# GOAL OF THE EXERCISE
Go through the data below. Pull out every line that has the word "Sample".

# DATA FOR THIS EXERCISE
+ + +
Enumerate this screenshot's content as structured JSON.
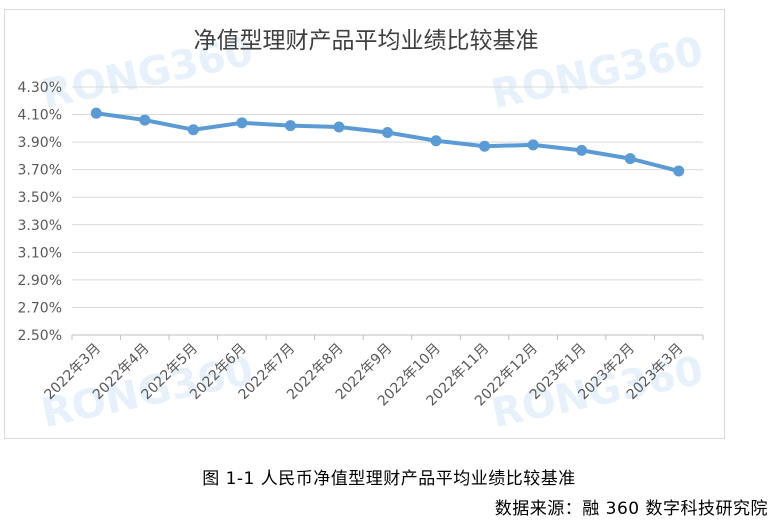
{
  "chart_data": {
    "type": "line",
    "title": "净值型理财产品平均业绩比较基准",
    "categories": [
      "2022年3月",
      "2022年4月",
      "2022年5月",
      "2022年6月",
      "2022年7月",
      "2022年8月",
      "2022年9月",
      "2022年10月",
      "2022年11月",
      "2022年12月",
      "2023年1月",
      "2023年2月",
      "2023年3月"
    ],
    "series": [
      {
        "values": [
          4.11,
          4.06,
          3.99,
          4.04,
          4.02,
          4.01,
          3.97,
          3.91,
          3.87,
          3.88,
          3.84,
          3.78,
          3.69
        ]
      }
    ],
    "y_ticks": [
      "2.50%",
      "2.70%",
      "2.90%",
      "3.10%",
      "3.30%",
      "3.50%",
      "3.70%",
      "3.90%",
      "4.10%",
      "4.30%"
    ],
    "ylim": [
      2.5,
      4.3
    ],
    "grid": true,
    "legend": "none",
    "line_color": "#5b9bd5",
    "watermark": "RONG360"
  },
  "caption": "图 1-1 人民币净值型理财产品平均业绩比较基准",
  "source": "数据来源：融 360 数字科技研究院"
}
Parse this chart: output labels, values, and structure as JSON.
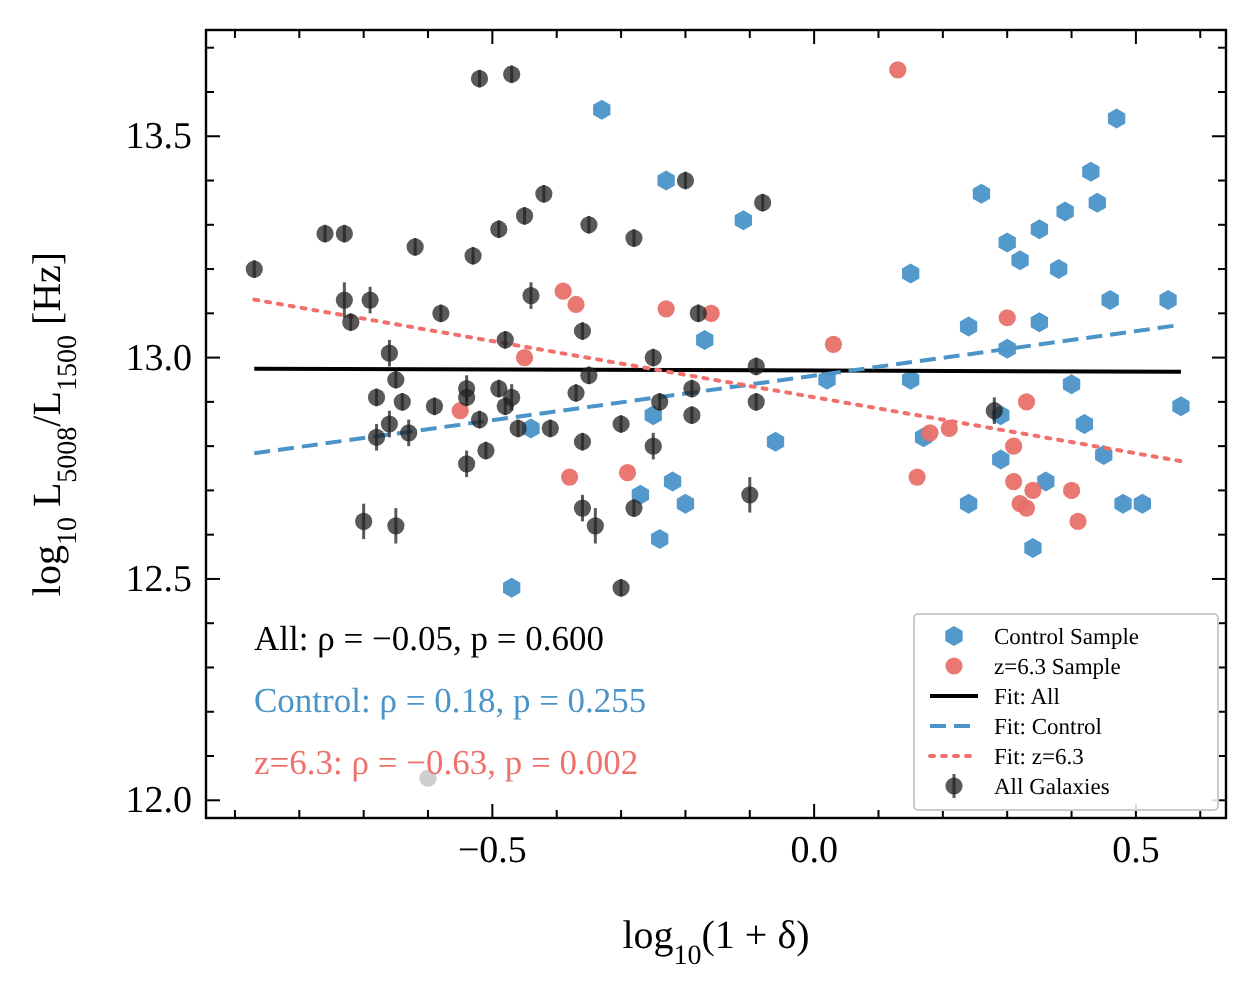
{
  "chart_data": {
    "type": "scatter",
    "xlabel": "log$_{10}$(1 + δ)",
    "ylabel": "log$_{10}$ L$_{5008}$/L$_{1500}$ [Hz]",
    "xlim": [
      -0.945,
      0.64
    ],
    "ylim": [
      11.96,
      13.74
    ],
    "xticks": [
      {
        "value": -0.9,
        "label": null
      },
      {
        "value": -0.8,
        "label": null
      },
      {
        "value": -0.7,
        "label": null
      },
      {
        "value": -0.6,
        "label": null
      },
      {
        "value": -0.5,
        "label": "−0.5"
      },
      {
        "value": -0.4,
        "label": null
      },
      {
        "value": -0.3,
        "label": null
      },
      {
        "value": -0.2,
        "label": null
      },
      {
        "value": -0.1,
        "label": null
      },
      {
        "value": 0,
        "label": "0.0"
      },
      {
        "value": 0.1,
        "label": null
      },
      {
        "value": 0.2,
        "label": null
      },
      {
        "value": 0.3,
        "label": null
      },
      {
        "value": 0.4,
        "label": null
      },
      0.5,
      {
        "value": 0.6,
        "label": null
      }
    ],
    "yticks": [
      {
        "value": 12,
        "label": "12.0"
      },
      {
        "value": 12.1,
        "label": null
      },
      {
        "value": 12.2,
        "label": null
      },
      {
        "value": 12.3,
        "label": null
      },
      {
        "value": 12.4,
        "label": null
      },
      12.5,
      {
        "value": 12.6,
        "label": null
      },
      {
        "value": 12.7,
        "label": null
      },
      {
        "value": 12.8,
        "label": null
      },
      {
        "value": 12.9,
        "label": null
      },
      {
        "value": 13,
        "label": "13.0"
      },
      {
        "value": 13.1,
        "label": null
      },
      {
        "value": 13.2,
        "label": null
      },
      {
        "value": 13.3,
        "label": null
      },
      {
        "value": 13.4,
        "label": null
      },
      13.5,
      {
        "value": 13.6,
        "label": null
      },
      {
        "value": 13.7,
        "label": null
      }
    ],
    "grid": false,
    "legend": "bottom right",
    "annotations": [
      "All: ρ = −0.05,  p = 0.600",
      "Control: ρ = 0.18,  p = 0.255",
      "z=6.3: ρ = −0.63,  p = 0.002"
    ],
    "series": [
      {
        "name": "Control Sample",
        "color": "#4a94c8",
        "x": [
          -0.33,
          -0.23,
          -0.17,
          -0.25,
          -0.44,
          0.47,
          0.43,
          0.44,
          0.39,
          0.35,
          0.26,
          0.3,
          0.32,
          0.38,
          -0.11,
          0.15,
          0.46,
          0.55,
          0.24,
          0.35,
          0.3,
          0.02,
          0.15,
          0.4,
          0.57,
          -0.27,
          -0.22,
          -0.2,
          -0.24,
          -0.47,
          -0.06,
          0.17,
          0.29,
          0.42,
          0.45,
          0.29,
          0.36,
          0.24,
          0.48,
          0.51,
          0.34
        ],
        "values": [
          13.56,
          13.4,
          13.04,
          12.87,
          12.84,
          13.54,
          13.42,
          13.35,
          13.33,
          13.29,
          13.37,
          13.26,
          13.22,
          13.2,
          13.31,
          13.19,
          13.13,
          13.13,
          13.07,
          13.08,
          13.02,
          12.95,
          12.95,
          12.94,
          12.89,
          12.69,
          12.72,
          12.67,
          12.59,
          12.48,
          12.81,
          12.82,
          12.87,
          12.85,
          12.78,
          12.77,
          12.72,
          12.67,
          12.67,
          12.67,
          12.57
        ]
      },
      {
        "name": "z=6.3 Sample",
        "marker": "circle",
        "color": "#e8706a",
        "x": [
          -0.39,
          -0.37,
          -0.23,
          -0.16,
          -0.45,
          -0.55,
          0.13,
          0.03,
          0.3,
          0.33,
          -0.38,
          -0.29,
          0.18,
          0.21,
          0.31,
          0.16,
          0.31,
          0.34,
          0.32,
          0.33,
          0.4,
          0.41
        ],
        "values": [
          13.15,
          13.12,
          13.11,
          13.1,
          13.0,
          12.88,
          13.65,
          13.03,
          13.09,
          12.9,
          12.73,
          12.74,
          12.83,
          12.84,
          12.8,
          12.73,
          12.72,
          12.7,
          12.67,
          12.66,
          12.7,
          12.63
        ]
      },
      {
        "name": "Fit: All",
        "type": "line",
        "line_style": "solid",
        "color": "#000000",
        "x": [
          -0.87,
          0.57
        ],
        "values": [
          12.975,
          12.968
        ]
      },
      {
        "name": "Fit: Control",
        "type": "line",
        "line_style": "dashed",
        "color": "#4a94c8",
        "x": [
          -0.87,
          0.57
        ],
        "values": [
          12.784,
          13.074
        ]
      },
      {
        "name": "Fit: z=6.3",
        "type": "line",
        "line_style": "dotted",
        "color": "#f0716b",
        "x": [
          -0.87,
          0.57
        ],
        "values": [
          13.131,
          12.766
        ]
      },
      {
        "name": "All Galaxies",
        "marker": "circle",
        "color": "#222222",
        "x": [
          -0.52,
          -0.47,
          -0.76,
          -0.73,
          -0.62,
          -0.87,
          -0.53,
          -0.49,
          -0.45,
          -0.42,
          -0.35,
          -0.28,
          -0.2,
          -0.08,
          -0.73,
          -0.69,
          -0.72,
          -0.58,
          -0.44,
          -0.36,
          -0.48,
          -0.66,
          -0.25,
          -0.18,
          -0.09,
          -0.65,
          -0.68,
          -0.64,
          -0.59,
          -0.54,
          -0.54,
          -0.49,
          -0.47,
          -0.48,
          -0.37,
          -0.35,
          -0.19,
          -0.19,
          -0.24,
          -0.3,
          -0.52,
          -0.66,
          -0.09,
          0.28,
          -0.68,
          -0.63,
          -0.54,
          -0.51,
          -0.46,
          -0.41,
          -0.36,
          -0.25,
          -0.7,
          -0.65,
          -0.36,
          -0.34,
          -0.28,
          -0.3,
          -0.1
        ],
        "values": [
          13.63,
          13.64,
          13.28,
          13.28,
          13.25,
          13.2,
          13.23,
          13.29,
          13.32,
          13.37,
          13.3,
          13.27,
          13.4,
          13.35,
          13.13,
          13.13,
          13.08,
          13.1,
          13.14,
          13.06,
          13.04,
          13.01,
          13.0,
          13.1,
          12.98,
          12.95,
          12.91,
          12.9,
          12.89,
          12.93,
          12.91,
          12.93,
          12.91,
          12.89,
          12.92,
          12.96,
          12.93,
          12.87,
          12.9,
          12.85,
          12.86,
          12.85,
          12.9,
          12.88,
          12.82,
          12.83,
          12.76,
          12.79,
          12.84,
          12.84,
          12.81,
          12.8,
          12.63,
          12.62,
          12.66,
          12.62,
          12.66,
          12.48,
          12.69
        ],
        "errors": [
          0.02,
          0.02,
          0.02,
          0.02,
          0.02,
          0.02,
          0.02,
          0.02,
          0.02,
          0.02,
          0.02,
          0.02,
          0.02,
          0.02,
          0.04,
          0.03,
          0.02,
          0.02,
          0.03,
          0.02,
          0.02,
          0.03,
          0.02,
          0.02,
          0.02,
          0.02,
          0.02,
          0.02,
          0.02,
          0.03,
          0.02,
          0.02,
          0.03,
          0.02,
          0.02,
          0.02,
          0.02,
          0.02,
          0.02,
          0.02,
          0.02,
          0.03,
          0.02,
          0.03,
          0.03,
          0.03,
          0.03,
          0.02,
          0.02,
          0.02,
          0.02,
          0.03,
          0.04,
          0.04,
          0.03,
          0.04,
          0.02,
          0.02,
          0.04
        ]
      },
      {
        "marker": "circle",
        "color": "#cccccc",
        "x": [
          -0.6
        ],
        "values": [
          12.05
        ]
      }
    ]
  }
}
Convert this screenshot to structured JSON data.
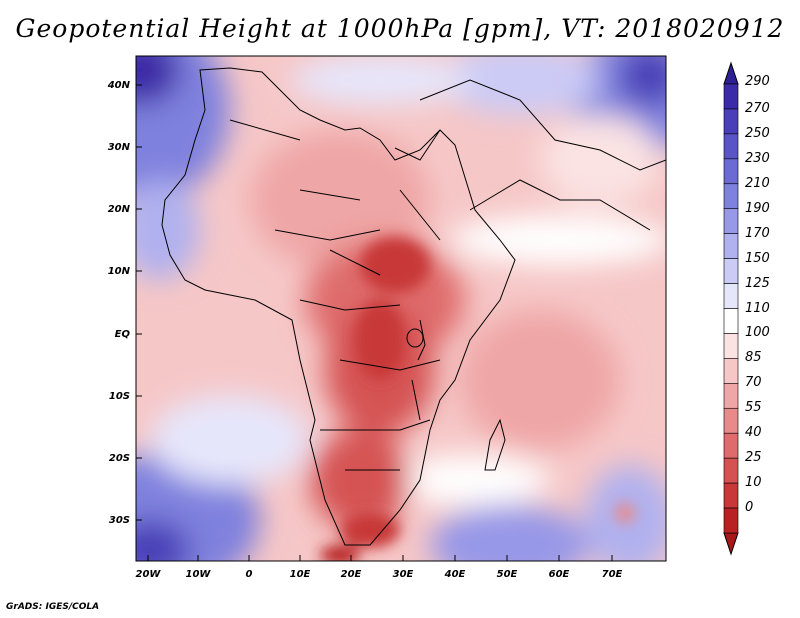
{
  "title": "Geopotential Height at 1000hPa [gpm], VT: 2018020912",
  "lat_labels": [
    "40N",
    "30N",
    "20N",
    "10N",
    "EQ",
    "10S",
    "20S",
    "30S"
  ],
  "lon_labels": [
    "20W",
    "10W",
    "0",
    "10E",
    "20E",
    "30E",
    "40E",
    "50E",
    "60E",
    "70E"
  ],
  "colorbar": {
    "levels": [
      "290",
      "270",
      "250",
      "230",
      "210",
      "190",
      "170",
      "150",
      "125",
      "110",
      "100",
      "85",
      "70",
      "55",
      "40",
      "25",
      "10",
      "0"
    ],
    "colors": [
      "#3c2ba6",
      "#4a3fb7",
      "#5a55c6",
      "#6b6bd3",
      "#7f81de",
      "#9798e8",
      "#b0b1ef",
      "#cbcbf6",
      "#e6e6fb",
      "#ffffff",
      "#fbe3e3",
      "#f6c7c7",
      "#efa6a6",
      "#e88a8a",
      "#df6c6c",
      "#d55252",
      "#c83838",
      "#b82222"
    ]
  },
  "colors": {
    "land_hot": "#c83838",
    "ocean_cool": "#7f81de",
    "neutral": "#ffffff"
  },
  "credit": "GrADS: IGES/COLA"
}
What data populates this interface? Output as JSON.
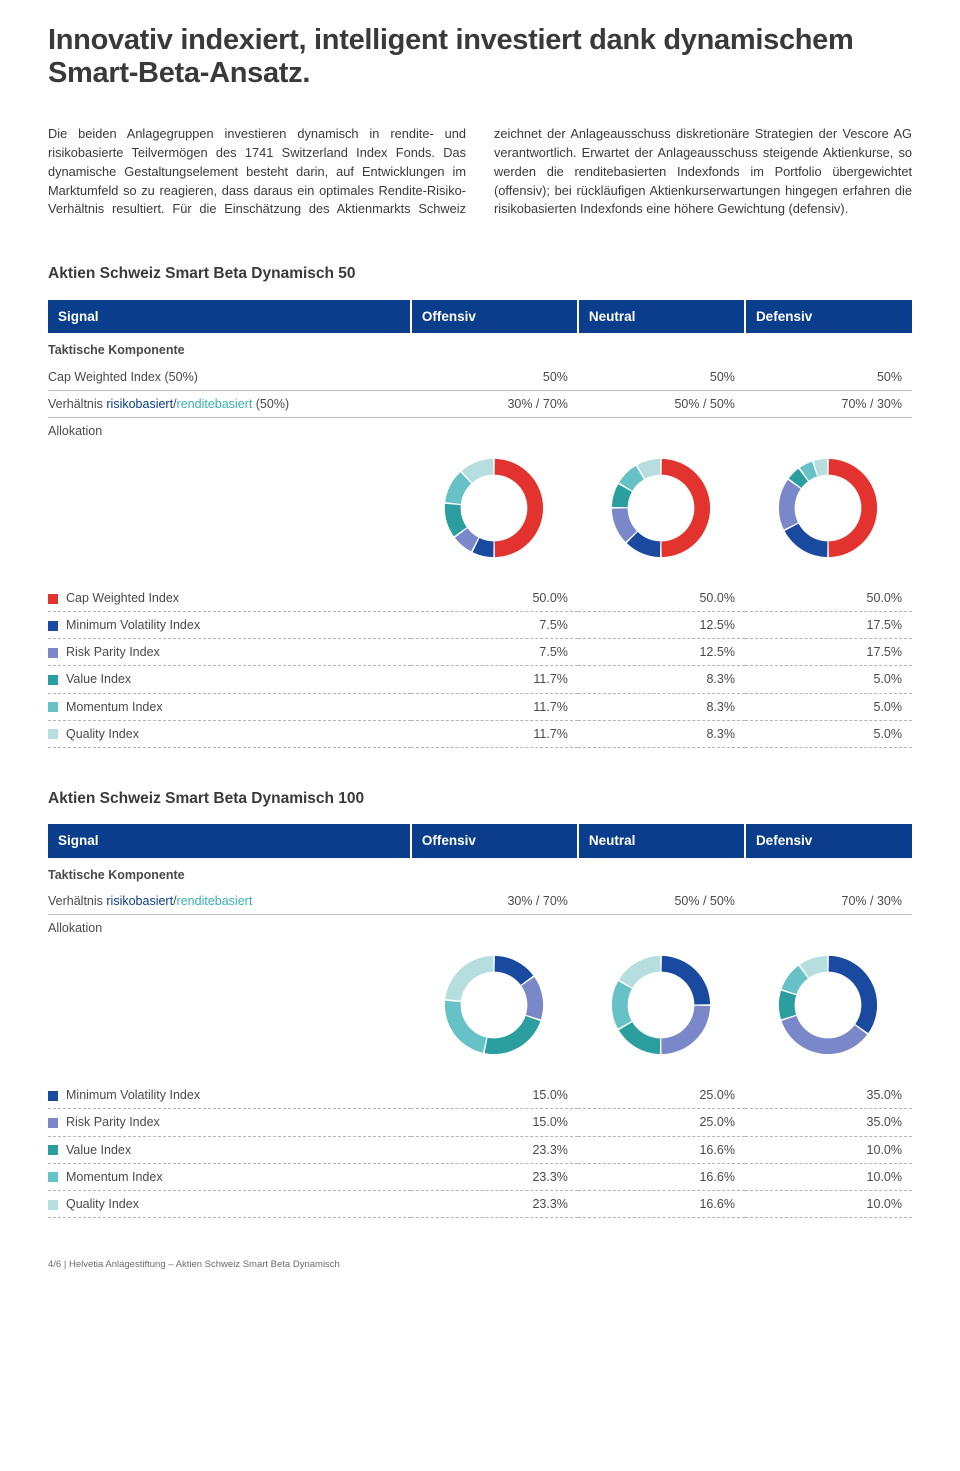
+ + +
# FULL RESPONSE
        "name": "Control Sample",
        "name": "z=6.3 Sample",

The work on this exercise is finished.